◆ Exercise input ◆
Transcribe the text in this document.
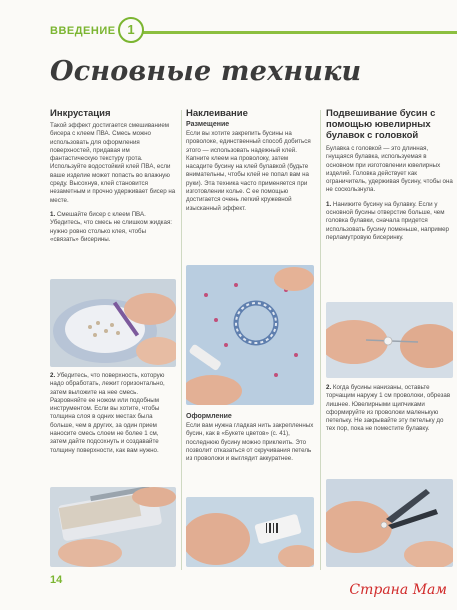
ВВЕДЕНИЕ 1
Основные техники
Инкрустация

Такой эффект достигается смешиванием бисера с клеем ПВА. Смесь можно использовать для оформления поверхностей, придавая им фантастическую текстуру грота. Используйте водостойкий клей ПВА, если ваше изделие может попасть во влажную среду. Высохнув, клей становится незаметным и прочно удерживает бисер на месте.

1. Смешайте бисер с клеем ПВА. Убедитесь, что смесь не слишком жидкая: нужно ровно столько клея, чтобы «связать» бисерины.

2. Убедитесь, что поверхность, которую надо обработать, лежит горизонтально, затем выложите на нее смесь. Разровняйте ее ножом или подобным инструментом. Если вы хотите, чтобы толщина слоя в одних местах была больше, чем в других, за один прием наносите смесь слоем не более 1 см, затем дайте подсохнуть и создавайте толщину поверхности, как вам нужно.

Наклеивание
Размещение

Если вы хотите закрепить бусины на проволоке, единственный способ добиться этого — использовать надежный клей. Капните клеем на проволоку, затем насадите бусину на клей булавкой (будьте внимательны, чтобы клей не попал вам на руки). Эта техника часто применяется при изготовлении колье. С ее помощью достигается очень легкий кружевной изысканный эффект.

Оформление

Если вам нужна гладкая нить закрепленных бусин, как в «Букете цветов» (с. 41), последнюю бусину можно приклеить. Это позволит отказаться от скручивания петель из проволоки и выглядит аккуратнее.

Подвешивание бусин с помощью ювелирных булавок с головкой

Булавка с головкой — это длинная, гнущаяся булавка, используемая в основном при изготовлении ювелирных изделий. Головка действует как ограничитель, удерживая бусину, чтобы она не соскользнула.

1. Нанижите бусину на булавку. Если у основной бусины отверстие больше, чем головка булавки, сначала придется использовать бусину поменьше, например перламутровую бисеринку.

2. Когда бусины нанизаны, оставьте торчащим наружу 1 см проволоки, обрезав лишнее. Ювелирными щипчиками сформируйте из проволоки маленькую петельку. Не закрывайте эту петельку до тех пор, пока не поместите булавку.

14
Страна Мам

◆ Task ◆
Using the listing above, show every line that includes the string "больше".

◆ Result of this exercise ◆
2. Убедитесь, что поверхность, которую надо обработать, лежит горизонтально, затем выложите на нее смесь. Разровняйте ее ножом или подобным инструментом. Если вы хотите, чтобы толщина слоя в одних местах была больше, чем в других, за один прием наносите смесь слоем не более 1 см, затем дайте подсохнуть и создавайте толщину поверхности, как вам нужно.
1. Нанижите бусину на булавку. Если у основной бусины отверстие больше, чем головка булавки, сначала придется использовать бусину поменьше, например перламутровую бисеринку.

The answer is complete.